-- Start RECORDS TO USE --

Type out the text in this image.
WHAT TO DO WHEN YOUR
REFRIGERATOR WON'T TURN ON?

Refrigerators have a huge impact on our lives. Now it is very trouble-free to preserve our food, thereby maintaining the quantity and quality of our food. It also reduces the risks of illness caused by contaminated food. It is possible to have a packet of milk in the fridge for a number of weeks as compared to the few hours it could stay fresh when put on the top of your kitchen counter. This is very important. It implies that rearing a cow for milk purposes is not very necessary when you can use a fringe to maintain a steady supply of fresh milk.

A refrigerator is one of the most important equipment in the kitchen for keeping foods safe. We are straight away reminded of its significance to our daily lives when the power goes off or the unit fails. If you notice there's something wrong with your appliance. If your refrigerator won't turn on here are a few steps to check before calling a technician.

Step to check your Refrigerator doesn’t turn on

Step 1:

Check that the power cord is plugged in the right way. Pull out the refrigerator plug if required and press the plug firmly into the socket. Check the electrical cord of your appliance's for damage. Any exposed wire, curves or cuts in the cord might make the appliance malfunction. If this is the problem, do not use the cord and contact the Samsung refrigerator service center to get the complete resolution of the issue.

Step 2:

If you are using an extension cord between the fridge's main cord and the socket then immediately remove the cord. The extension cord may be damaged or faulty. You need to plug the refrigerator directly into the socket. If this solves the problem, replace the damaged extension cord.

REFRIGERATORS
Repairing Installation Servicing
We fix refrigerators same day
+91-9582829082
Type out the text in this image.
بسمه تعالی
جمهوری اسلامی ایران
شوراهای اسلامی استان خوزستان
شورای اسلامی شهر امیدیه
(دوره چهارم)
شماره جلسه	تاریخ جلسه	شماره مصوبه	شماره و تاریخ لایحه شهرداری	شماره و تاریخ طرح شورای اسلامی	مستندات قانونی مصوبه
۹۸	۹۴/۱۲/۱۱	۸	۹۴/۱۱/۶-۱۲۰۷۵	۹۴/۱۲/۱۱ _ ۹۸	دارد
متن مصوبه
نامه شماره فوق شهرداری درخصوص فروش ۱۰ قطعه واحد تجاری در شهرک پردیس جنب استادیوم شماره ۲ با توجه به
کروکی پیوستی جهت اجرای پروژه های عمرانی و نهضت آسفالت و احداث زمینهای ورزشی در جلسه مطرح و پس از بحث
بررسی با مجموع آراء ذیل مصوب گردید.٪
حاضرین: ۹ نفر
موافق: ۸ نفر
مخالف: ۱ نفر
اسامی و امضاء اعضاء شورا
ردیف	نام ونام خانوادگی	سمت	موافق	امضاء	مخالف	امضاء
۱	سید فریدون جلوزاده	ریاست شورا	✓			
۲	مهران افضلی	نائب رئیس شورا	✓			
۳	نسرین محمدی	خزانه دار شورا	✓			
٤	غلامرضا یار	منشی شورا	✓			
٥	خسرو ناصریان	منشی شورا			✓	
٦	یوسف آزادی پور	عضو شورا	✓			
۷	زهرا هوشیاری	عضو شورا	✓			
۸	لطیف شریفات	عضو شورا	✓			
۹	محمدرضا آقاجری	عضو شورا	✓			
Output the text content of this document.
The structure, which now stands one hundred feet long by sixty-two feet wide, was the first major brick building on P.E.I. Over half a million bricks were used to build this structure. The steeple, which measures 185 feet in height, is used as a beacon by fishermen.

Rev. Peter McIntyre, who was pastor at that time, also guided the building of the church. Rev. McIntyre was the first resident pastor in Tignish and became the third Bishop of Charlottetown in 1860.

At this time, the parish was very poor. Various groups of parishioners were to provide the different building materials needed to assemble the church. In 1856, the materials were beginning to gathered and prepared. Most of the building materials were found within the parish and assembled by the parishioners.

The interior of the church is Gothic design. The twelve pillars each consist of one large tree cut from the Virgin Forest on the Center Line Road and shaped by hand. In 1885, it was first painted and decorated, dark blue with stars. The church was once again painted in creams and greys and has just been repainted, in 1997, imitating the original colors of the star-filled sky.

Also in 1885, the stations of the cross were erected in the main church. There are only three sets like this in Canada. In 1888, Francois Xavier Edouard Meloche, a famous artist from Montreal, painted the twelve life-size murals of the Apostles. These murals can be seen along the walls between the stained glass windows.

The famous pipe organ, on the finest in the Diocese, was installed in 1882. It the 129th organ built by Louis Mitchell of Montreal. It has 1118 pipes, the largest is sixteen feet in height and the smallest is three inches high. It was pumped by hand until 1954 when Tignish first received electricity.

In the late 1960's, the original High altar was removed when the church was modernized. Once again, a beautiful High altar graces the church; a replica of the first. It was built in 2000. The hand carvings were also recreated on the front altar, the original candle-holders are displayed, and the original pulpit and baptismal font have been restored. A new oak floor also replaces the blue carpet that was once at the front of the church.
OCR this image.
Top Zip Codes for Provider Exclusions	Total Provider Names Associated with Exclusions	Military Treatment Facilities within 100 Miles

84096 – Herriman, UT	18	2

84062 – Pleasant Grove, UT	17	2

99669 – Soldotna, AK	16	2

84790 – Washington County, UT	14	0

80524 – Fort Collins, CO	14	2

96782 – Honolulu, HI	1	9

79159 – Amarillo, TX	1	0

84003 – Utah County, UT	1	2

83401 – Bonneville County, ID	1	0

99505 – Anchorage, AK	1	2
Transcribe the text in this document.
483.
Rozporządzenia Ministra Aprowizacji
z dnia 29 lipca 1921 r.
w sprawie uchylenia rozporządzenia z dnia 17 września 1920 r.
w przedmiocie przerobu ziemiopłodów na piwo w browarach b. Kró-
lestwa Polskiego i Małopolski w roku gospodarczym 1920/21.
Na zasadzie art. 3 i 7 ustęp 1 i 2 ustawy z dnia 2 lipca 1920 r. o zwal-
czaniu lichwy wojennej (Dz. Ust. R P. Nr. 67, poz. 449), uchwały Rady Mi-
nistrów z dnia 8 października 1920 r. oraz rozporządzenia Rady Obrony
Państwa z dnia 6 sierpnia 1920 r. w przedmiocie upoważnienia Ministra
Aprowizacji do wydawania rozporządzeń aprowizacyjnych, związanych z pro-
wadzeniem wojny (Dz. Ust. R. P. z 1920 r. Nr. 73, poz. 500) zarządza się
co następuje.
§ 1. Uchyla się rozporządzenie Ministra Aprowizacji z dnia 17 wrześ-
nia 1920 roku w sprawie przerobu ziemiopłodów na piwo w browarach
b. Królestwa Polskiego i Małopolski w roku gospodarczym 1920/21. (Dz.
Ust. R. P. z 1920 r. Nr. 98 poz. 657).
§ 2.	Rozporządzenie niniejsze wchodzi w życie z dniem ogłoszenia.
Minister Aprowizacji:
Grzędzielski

-- End RECORDS TO USE --

#### [TASK DIRECTIONS]
Check every line for "Rady" and show the ones that have it.

#### [RESULT]
czaniu lichwy wojennej (Dz. Ust. R P. Nr. 67, poz. 449), uchwały Rady Mi-
nistrów z dnia 8 października 1920 r. oraz rozporządzenia Rady Obrony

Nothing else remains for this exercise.